Dataset items:
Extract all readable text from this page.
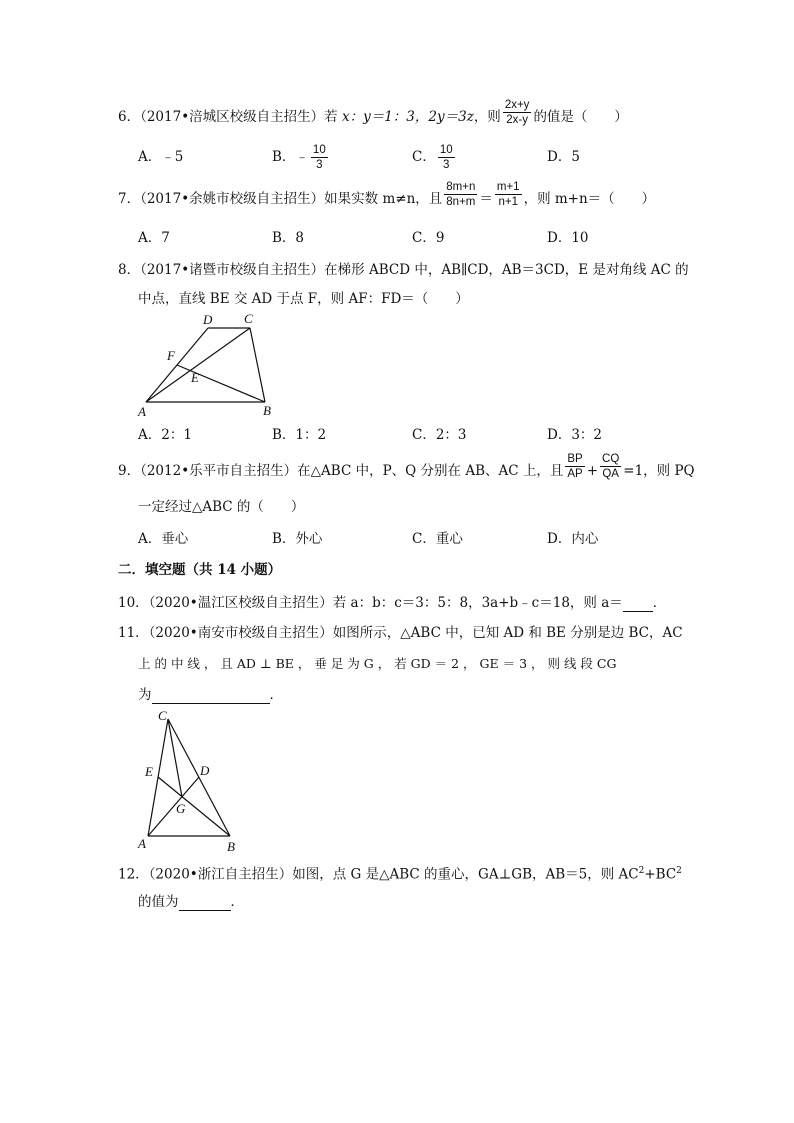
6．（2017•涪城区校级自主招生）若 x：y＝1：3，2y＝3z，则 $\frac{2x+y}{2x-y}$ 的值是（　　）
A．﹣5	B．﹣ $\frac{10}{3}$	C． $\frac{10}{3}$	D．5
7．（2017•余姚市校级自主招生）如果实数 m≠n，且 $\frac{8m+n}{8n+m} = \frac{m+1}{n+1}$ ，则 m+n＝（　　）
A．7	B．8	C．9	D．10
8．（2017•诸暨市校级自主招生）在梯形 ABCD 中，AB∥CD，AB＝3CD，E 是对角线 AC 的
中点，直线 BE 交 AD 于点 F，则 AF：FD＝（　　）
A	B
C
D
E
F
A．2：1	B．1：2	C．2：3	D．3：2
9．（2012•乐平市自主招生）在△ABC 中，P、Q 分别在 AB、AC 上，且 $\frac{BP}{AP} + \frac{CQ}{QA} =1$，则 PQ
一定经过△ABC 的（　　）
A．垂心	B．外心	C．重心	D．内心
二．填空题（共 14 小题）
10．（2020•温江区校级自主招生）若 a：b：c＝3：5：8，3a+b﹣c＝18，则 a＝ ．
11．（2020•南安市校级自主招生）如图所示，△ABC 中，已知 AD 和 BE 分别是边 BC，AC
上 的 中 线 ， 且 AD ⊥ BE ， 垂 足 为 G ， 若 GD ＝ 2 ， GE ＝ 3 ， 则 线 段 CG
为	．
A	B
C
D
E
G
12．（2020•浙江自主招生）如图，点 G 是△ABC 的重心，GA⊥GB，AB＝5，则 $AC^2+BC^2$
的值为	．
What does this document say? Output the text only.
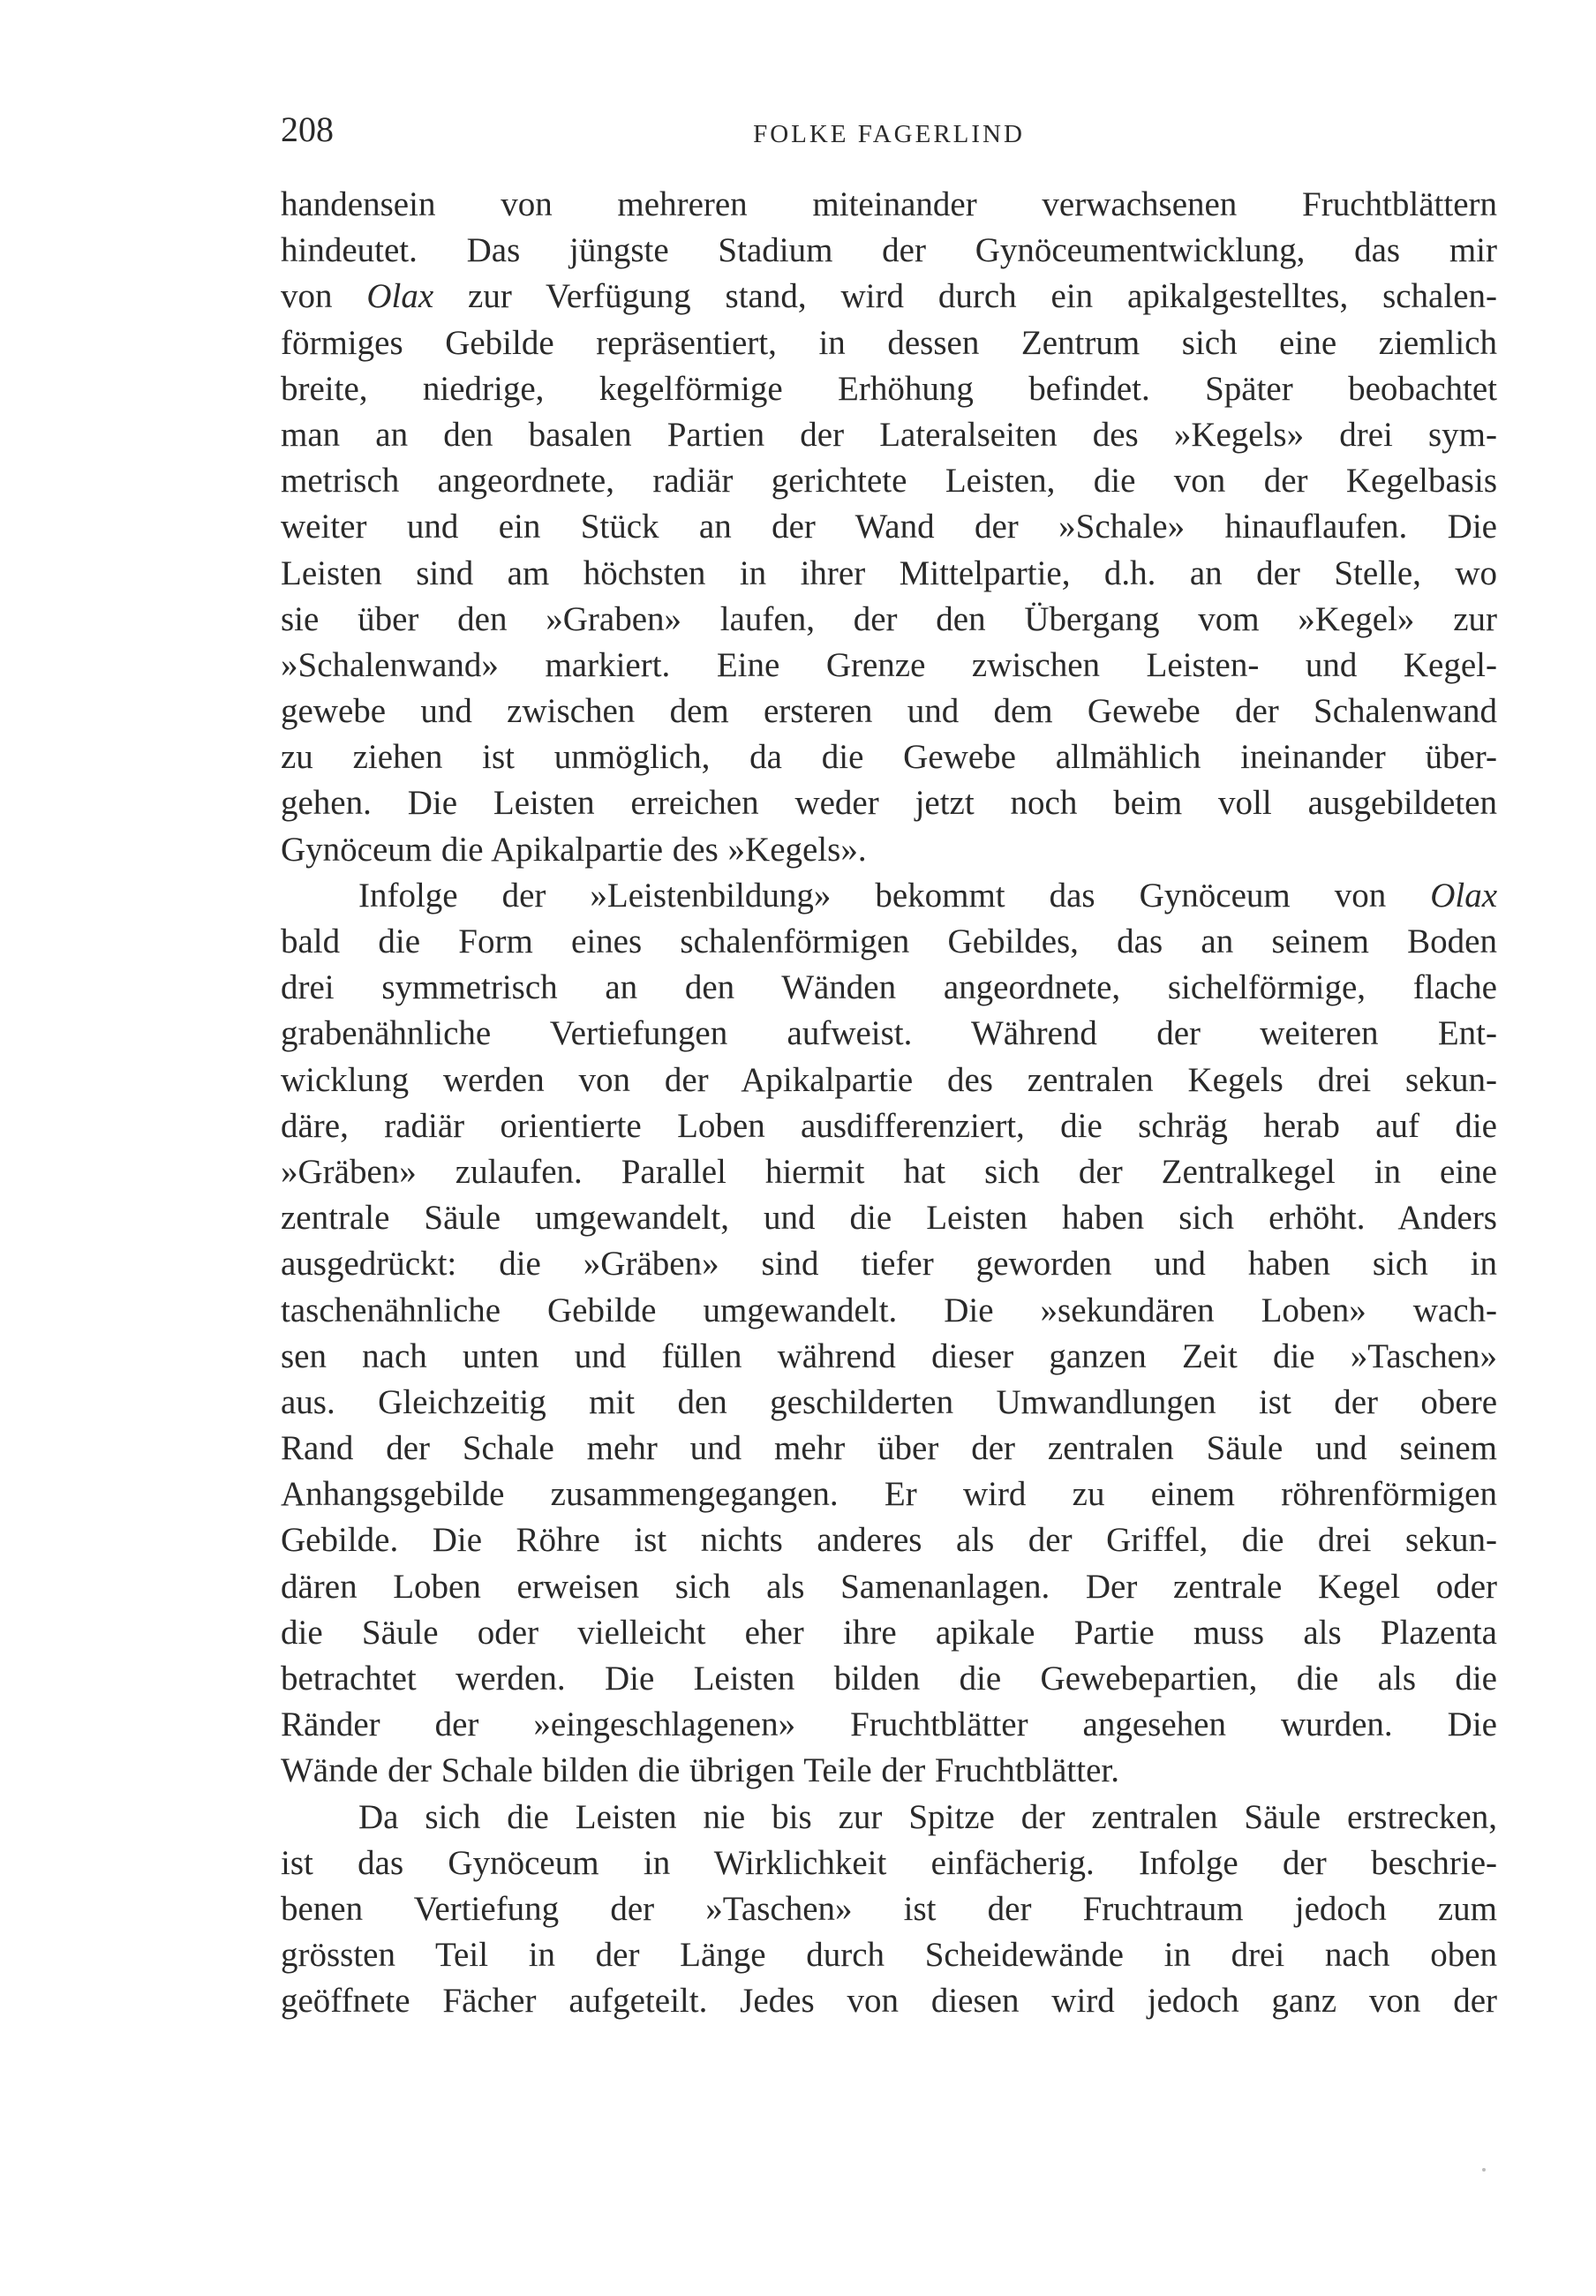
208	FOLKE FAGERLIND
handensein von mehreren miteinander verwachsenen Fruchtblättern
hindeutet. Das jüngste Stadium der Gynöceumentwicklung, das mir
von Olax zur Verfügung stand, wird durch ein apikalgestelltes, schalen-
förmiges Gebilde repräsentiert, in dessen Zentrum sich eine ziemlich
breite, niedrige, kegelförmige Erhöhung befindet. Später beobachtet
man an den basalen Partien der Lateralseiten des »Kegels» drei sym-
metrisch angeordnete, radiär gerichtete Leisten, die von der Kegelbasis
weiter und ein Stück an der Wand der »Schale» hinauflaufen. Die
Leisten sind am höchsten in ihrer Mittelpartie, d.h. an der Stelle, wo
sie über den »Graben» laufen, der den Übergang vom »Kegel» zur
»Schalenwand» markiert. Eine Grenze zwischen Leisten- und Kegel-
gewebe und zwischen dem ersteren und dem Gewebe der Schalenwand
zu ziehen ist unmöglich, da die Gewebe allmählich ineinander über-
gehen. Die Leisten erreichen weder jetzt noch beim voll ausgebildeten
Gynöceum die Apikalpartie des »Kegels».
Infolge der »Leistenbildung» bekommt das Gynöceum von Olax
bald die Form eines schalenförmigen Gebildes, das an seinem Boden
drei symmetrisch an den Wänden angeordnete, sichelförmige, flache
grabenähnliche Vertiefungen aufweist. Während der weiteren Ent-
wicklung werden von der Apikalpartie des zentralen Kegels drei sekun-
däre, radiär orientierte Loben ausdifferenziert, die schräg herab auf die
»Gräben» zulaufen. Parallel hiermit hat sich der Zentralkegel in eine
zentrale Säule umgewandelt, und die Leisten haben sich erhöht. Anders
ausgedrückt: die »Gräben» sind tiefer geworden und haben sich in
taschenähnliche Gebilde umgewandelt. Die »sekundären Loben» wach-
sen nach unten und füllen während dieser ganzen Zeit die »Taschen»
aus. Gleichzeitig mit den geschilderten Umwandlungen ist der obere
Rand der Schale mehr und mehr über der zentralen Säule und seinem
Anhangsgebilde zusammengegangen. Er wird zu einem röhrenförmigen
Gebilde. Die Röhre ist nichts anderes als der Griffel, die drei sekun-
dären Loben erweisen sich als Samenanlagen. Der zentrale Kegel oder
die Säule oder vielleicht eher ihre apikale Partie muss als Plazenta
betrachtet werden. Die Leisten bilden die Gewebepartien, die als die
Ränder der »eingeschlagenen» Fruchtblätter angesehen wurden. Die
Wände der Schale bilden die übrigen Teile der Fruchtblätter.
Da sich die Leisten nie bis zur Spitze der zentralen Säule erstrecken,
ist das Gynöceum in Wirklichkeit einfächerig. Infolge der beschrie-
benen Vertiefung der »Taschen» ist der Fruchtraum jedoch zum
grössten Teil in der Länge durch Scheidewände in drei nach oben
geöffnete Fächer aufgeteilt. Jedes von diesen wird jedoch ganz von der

--

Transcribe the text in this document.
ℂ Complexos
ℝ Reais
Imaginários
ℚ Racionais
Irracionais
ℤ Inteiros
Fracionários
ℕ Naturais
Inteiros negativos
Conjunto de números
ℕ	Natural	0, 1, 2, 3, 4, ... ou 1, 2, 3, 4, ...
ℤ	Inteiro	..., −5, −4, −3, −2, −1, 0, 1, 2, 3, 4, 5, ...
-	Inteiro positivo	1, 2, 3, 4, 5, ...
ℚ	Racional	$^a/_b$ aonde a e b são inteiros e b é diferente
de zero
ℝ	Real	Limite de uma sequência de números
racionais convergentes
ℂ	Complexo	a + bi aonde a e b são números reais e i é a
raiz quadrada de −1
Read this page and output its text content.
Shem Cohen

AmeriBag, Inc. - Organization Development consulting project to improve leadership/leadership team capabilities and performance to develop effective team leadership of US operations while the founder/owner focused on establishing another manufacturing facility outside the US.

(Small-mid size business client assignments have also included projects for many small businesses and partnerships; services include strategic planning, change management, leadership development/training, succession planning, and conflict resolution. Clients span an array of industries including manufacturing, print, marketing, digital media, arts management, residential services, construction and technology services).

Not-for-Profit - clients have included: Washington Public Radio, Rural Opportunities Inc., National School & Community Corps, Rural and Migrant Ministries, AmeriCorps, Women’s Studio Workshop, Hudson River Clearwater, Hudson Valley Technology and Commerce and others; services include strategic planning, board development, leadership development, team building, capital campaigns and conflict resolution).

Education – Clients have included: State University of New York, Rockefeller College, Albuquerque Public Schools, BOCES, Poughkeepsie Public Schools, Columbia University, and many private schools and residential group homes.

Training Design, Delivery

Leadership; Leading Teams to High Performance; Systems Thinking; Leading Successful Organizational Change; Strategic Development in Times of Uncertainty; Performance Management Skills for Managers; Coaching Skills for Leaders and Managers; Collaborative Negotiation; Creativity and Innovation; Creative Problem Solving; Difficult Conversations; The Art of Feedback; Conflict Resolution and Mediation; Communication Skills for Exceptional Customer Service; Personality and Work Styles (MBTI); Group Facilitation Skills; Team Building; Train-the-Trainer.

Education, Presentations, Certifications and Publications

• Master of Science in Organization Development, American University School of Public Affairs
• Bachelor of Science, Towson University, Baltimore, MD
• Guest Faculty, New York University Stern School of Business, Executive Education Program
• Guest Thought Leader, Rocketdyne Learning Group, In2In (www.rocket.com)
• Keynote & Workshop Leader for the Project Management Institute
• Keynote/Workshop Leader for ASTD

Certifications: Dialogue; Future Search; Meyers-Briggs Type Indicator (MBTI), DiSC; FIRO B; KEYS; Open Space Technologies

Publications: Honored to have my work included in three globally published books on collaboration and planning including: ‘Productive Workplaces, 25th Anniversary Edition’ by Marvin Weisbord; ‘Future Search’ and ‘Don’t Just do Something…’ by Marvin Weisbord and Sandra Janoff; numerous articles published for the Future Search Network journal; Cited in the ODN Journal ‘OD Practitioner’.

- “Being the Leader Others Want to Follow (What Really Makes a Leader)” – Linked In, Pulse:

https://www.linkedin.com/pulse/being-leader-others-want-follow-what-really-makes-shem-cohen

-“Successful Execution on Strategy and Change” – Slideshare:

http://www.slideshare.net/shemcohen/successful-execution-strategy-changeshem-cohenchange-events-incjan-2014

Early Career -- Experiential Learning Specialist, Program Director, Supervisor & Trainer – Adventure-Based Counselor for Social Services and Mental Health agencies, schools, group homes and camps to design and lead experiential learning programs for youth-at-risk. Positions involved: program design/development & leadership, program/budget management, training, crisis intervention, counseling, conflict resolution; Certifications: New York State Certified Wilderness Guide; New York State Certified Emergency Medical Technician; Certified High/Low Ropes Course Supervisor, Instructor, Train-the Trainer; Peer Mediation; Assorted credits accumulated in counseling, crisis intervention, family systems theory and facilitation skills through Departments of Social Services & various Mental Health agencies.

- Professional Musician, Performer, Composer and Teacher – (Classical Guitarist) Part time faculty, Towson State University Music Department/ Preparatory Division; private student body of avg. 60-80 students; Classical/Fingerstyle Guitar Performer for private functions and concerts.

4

---

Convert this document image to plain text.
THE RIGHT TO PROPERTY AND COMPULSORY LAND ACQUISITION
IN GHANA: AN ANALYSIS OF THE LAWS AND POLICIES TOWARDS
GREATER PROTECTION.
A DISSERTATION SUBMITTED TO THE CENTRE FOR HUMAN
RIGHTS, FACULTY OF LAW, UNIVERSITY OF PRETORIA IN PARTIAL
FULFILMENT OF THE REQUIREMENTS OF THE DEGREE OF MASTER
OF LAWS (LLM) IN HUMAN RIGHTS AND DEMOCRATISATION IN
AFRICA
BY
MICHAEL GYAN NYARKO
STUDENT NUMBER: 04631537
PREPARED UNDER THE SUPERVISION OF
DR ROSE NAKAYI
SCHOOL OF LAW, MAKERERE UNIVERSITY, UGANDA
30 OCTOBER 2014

SET EXERCISE: Write down every line of the data above that includes the string "haben".

ANSWER TO THIS TASK:
zentrale Säule umgewandelt, und die Leisten haben sich erhöht. Anders
ausgedrückt: die »Gräben» sind tiefer geworden und haben sich in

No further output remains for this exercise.